Aim of the task
Starting at the line containing "wind-barb: [155, 426, 173, 444]" and ending at the line containing "wind-barb: [295, 566, 313, 586]", write these lines out again with "wind-value-label" swapped for "wind-speed-label" and nothing else altered.

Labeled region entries
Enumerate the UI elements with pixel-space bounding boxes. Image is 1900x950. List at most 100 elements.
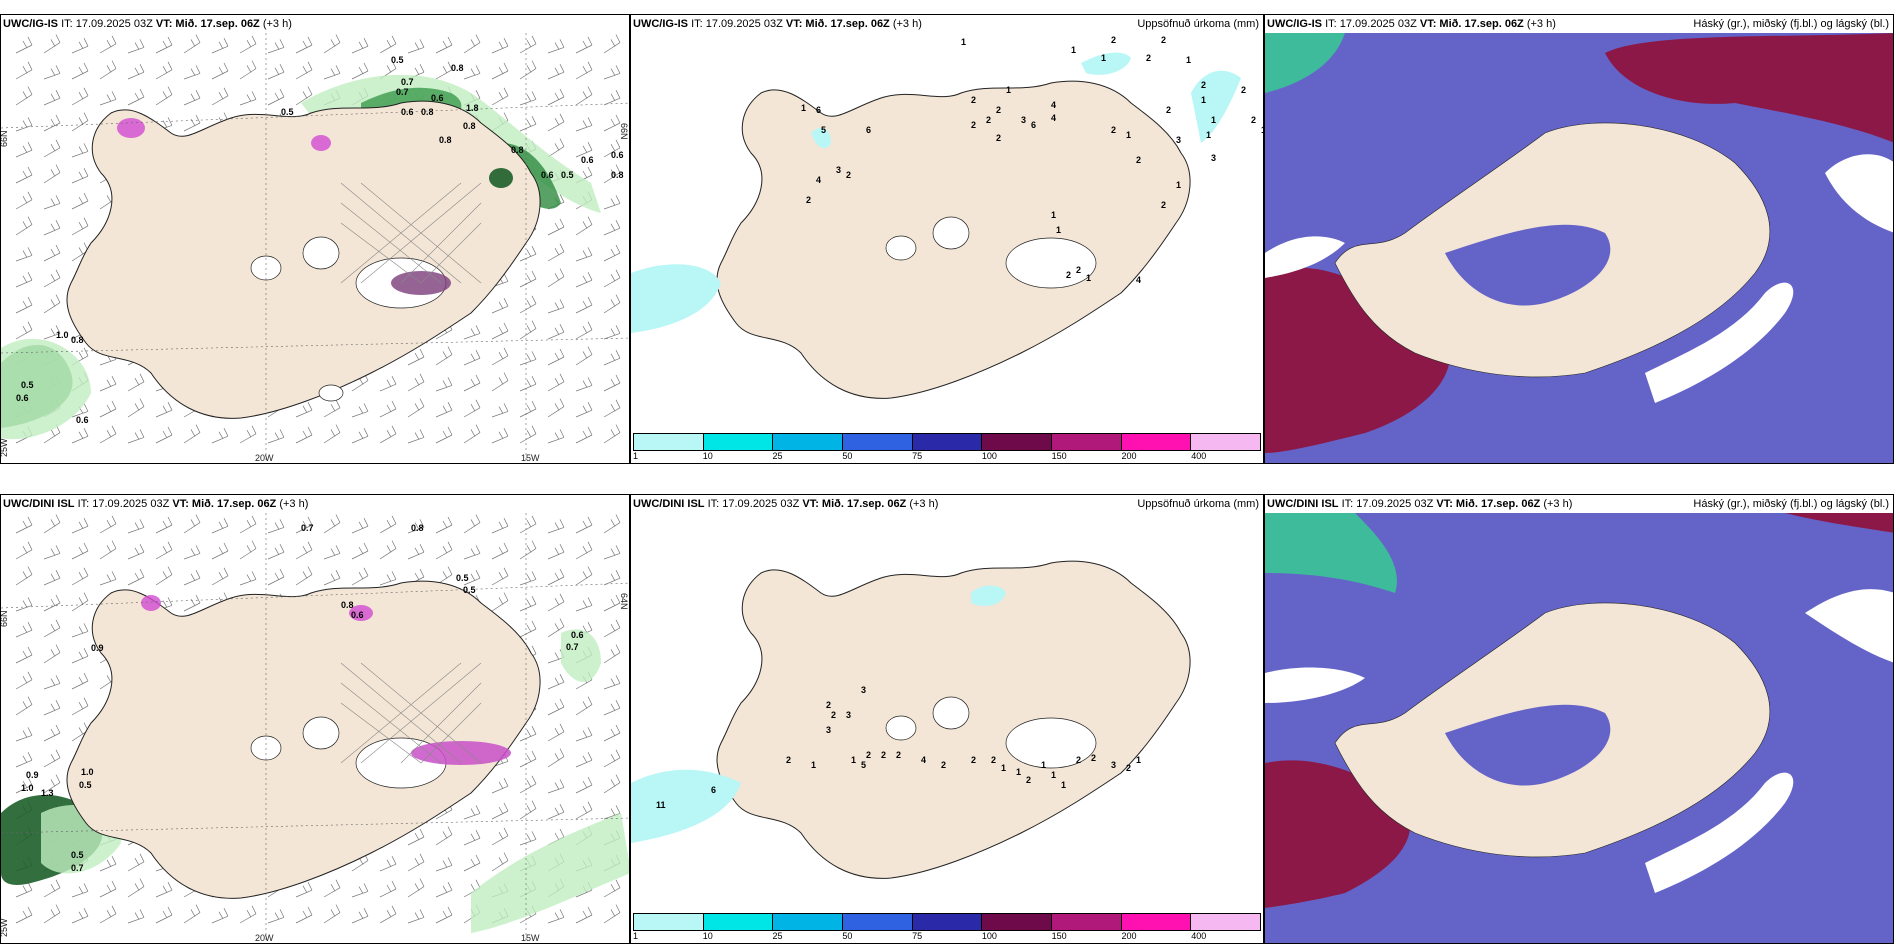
wind-barb: [155, 426, 173, 444]
row1-precip-panel: UWC/IG-IS IT: 17.09.2025 03Z VT: Mið. 17…: [630, 14, 1264, 464]
precip-value-label: 3: [1111, 760, 1116, 770]
wind-value-label: 0.8: [411, 523, 424, 533]
wind-barb: [407, 828, 425, 846]
wind-value-label: 0.6: [16, 393, 29, 403]
precip-value-label: 2: [786, 755, 791, 765]
wind-value-label: 0.8: [463, 121, 476, 131]
clear-area: [1645, 282, 1794, 403]
clear-area: [1805, 589, 1893, 663]
model-name: UWC/IG-IS: [3, 18, 58, 30]
wind-barb: [435, 906, 453, 924]
wind-barb: [463, 805, 481, 820]
wind-barb: [575, 321, 593, 340]
wind-barb: [295, 566, 313, 586]
row2-cloud-header: UWC/DINI ISL IT: 17.09.2025 03Z VT: Mið.…: [1267, 495, 1572, 513]
wind-barb: [351, 403, 369, 418]
wind-barb: [99, 60, 117, 80]
model-name: UWC/DINI ISL: [1267, 498, 1339, 510]
precip-value-label: 1: [1001, 763, 1006, 773]
low-cloud-area: [1265, 33, 1345, 93]
precip-value-label: 2: [1251, 115, 1256, 125]
wind-barb: [127, 878, 145, 898]
precip-value-label: 2: [986, 115, 991, 125]
wind-barb: [463, 325, 481, 340]
wind-barb: [603, 399, 621, 418]
wind-barb: [15, 216, 33, 236]
wind-barb: [603, 514, 621, 534]
wind-value-label: 0.6: [541, 170, 554, 180]
wind-barb: [575, 402, 593, 418]
wind-barb: [491, 372, 509, 392]
colorbar-swatch: [634, 434, 704, 450]
precip-value-label: 1: [1201, 95, 1206, 105]
clear-area: [1265, 236, 1345, 278]
glaciers: [885, 216, 1097, 289]
wind-barb: [603, 164, 621, 184]
wind-value-label: 0.8: [511, 145, 524, 155]
wind-barb: [15, 541, 33, 560]
colorbar-tick: 400: [1191, 931, 1207, 941]
wind-barb: [15, 191, 33, 210]
wind-value-label: 0.7: [396, 87, 409, 97]
wind-value-label: 0.6: [76, 415, 89, 425]
wind-barb: [155, 566, 173, 586]
wind-value-label: 0.7: [566, 642, 579, 652]
wind-barb: [575, 61, 593, 80]
colorbar-tick: 25: [772, 931, 783, 941]
wind-barb: [15, 36, 33, 54]
wind-barb: [15, 671, 33, 690]
wind-barb: [351, 542, 369, 560]
wind-barb: [239, 540, 257, 560]
wind-barb: [603, 139, 621, 158]
valid-time: VT: Mið. 17.sep. 06Z: [785, 18, 890, 30]
wind-value-label: 1.0: [56, 330, 69, 340]
wind-value-labels: 0.5 0.8 0.70.7 0.5 0.6 0.6 0.8 1.8 0.8 0.8 0.8 0.6 0…: [16, 55, 624, 425]
precip-value-label: 2: [1066, 270, 1071, 280]
wind-value-label: 0.8: [421, 107, 434, 117]
colorbar-swatch: [982, 434, 1053, 450]
row1-precip-map: 1122122122364224212211331211221412122116…: [631, 35, 1263, 399]
wind-barb: [295, 906, 313, 924]
lat-64-right-label: 64N: [619, 593, 629, 610]
wind-barb: [351, 518, 369, 534]
wind-barb: [183, 34, 201, 54]
wind-barb: [519, 596, 537, 612]
wind-barb: [183, 114, 201, 132]
precip-value-label: 3: [846, 710, 851, 720]
precip-value-label: 3: [1176, 135, 1181, 145]
wind-barb: [183, 594, 201, 612]
wind-barb: [155, 906, 173, 924]
precip-value-label: 1: [1056, 225, 1061, 235]
wind-value-label: 0.6: [431, 93, 444, 103]
colorbar-tick: 50: [842, 451, 853, 461]
wind-barb: [211, 428, 229, 444]
colorbar-swatch: [703, 434, 774, 450]
wind-barb: [71, 672, 89, 690]
wind-barb: [15, 321, 33, 340]
wind-barb: [519, 620, 537, 638]
wind-barb: [435, 541, 453, 560]
wind-value-label: 0.6: [401, 107, 414, 117]
wind-barb: [267, 544, 285, 560]
valid-time: VT: Mið. 17.sep. 06Z: [1419, 18, 1524, 30]
wind-barb: [379, 35, 397, 54]
wind-value-label: 0.5: [79, 780, 92, 790]
wind-barb: [603, 325, 621, 340]
colorbar-swatch: [912, 434, 983, 450]
row2-wind-panel: UWC/DINI ISL IT: 17.09.2025 03Z VT: Mið.…: [0, 494, 630, 944]
wind-barb: [43, 749, 61, 768]
wind-barb: [519, 515, 537, 534]
cloud-title: Háský (gr.), miðský (fj.bl.) og lágský (…: [1693, 498, 1889, 510]
wind-value-label: 0.7: [301, 523, 314, 533]
row1-wind-map: 66N 66N 25W 20W 15W 0.50.80.70.70.50.60.…: [1, 33, 629, 463]
lon-20-label: 20W: [255, 453, 274, 463]
row2-wind-header: UWC/DINI ISL IT: 17.09.2025 03Z VT: Mið.…: [3, 495, 308, 513]
wind-barb: [379, 515, 397, 534]
precip-value-label: 2: [941, 760, 946, 770]
wind-barb: [603, 879, 621, 898]
wind-barb: [519, 60, 537, 80]
wind-barb: [407, 519, 425, 534]
mid-cloud-over-land: [1445, 704, 1611, 786]
wind-barb: [211, 87, 229, 106]
precip-value-label: 2: [1076, 755, 1081, 765]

Result of the task
wind-barb: [155, 426, 173, 444]
row1-precip-panel: UWC/IG-IS IT: 17.09.2025 03Z VT: Mið. 17…: [630, 14, 1264, 464]
precip-value-label: 3: [1111, 760, 1116, 770]
wind-speed-label: 0.8: [411, 523, 424, 533]
wind-barb: [407, 828, 425, 846]
wind-speed-label: 0.6: [16, 393, 29, 403]
precip-value-label: 2: [786, 755, 791, 765]
wind-speed-label: 0.8: [463, 121, 476, 131]
clear-area: [1645, 282, 1794, 403]
clear-area: [1805, 589, 1893, 663]
model-name: UWC/IG-IS: [3, 18, 58, 30]
wind-barb: [435, 906, 453, 924]
wind-barb: [463, 805, 481, 820]
wind-barb: [575, 321, 593, 340]
wind-barb: [295, 566, 313, 586]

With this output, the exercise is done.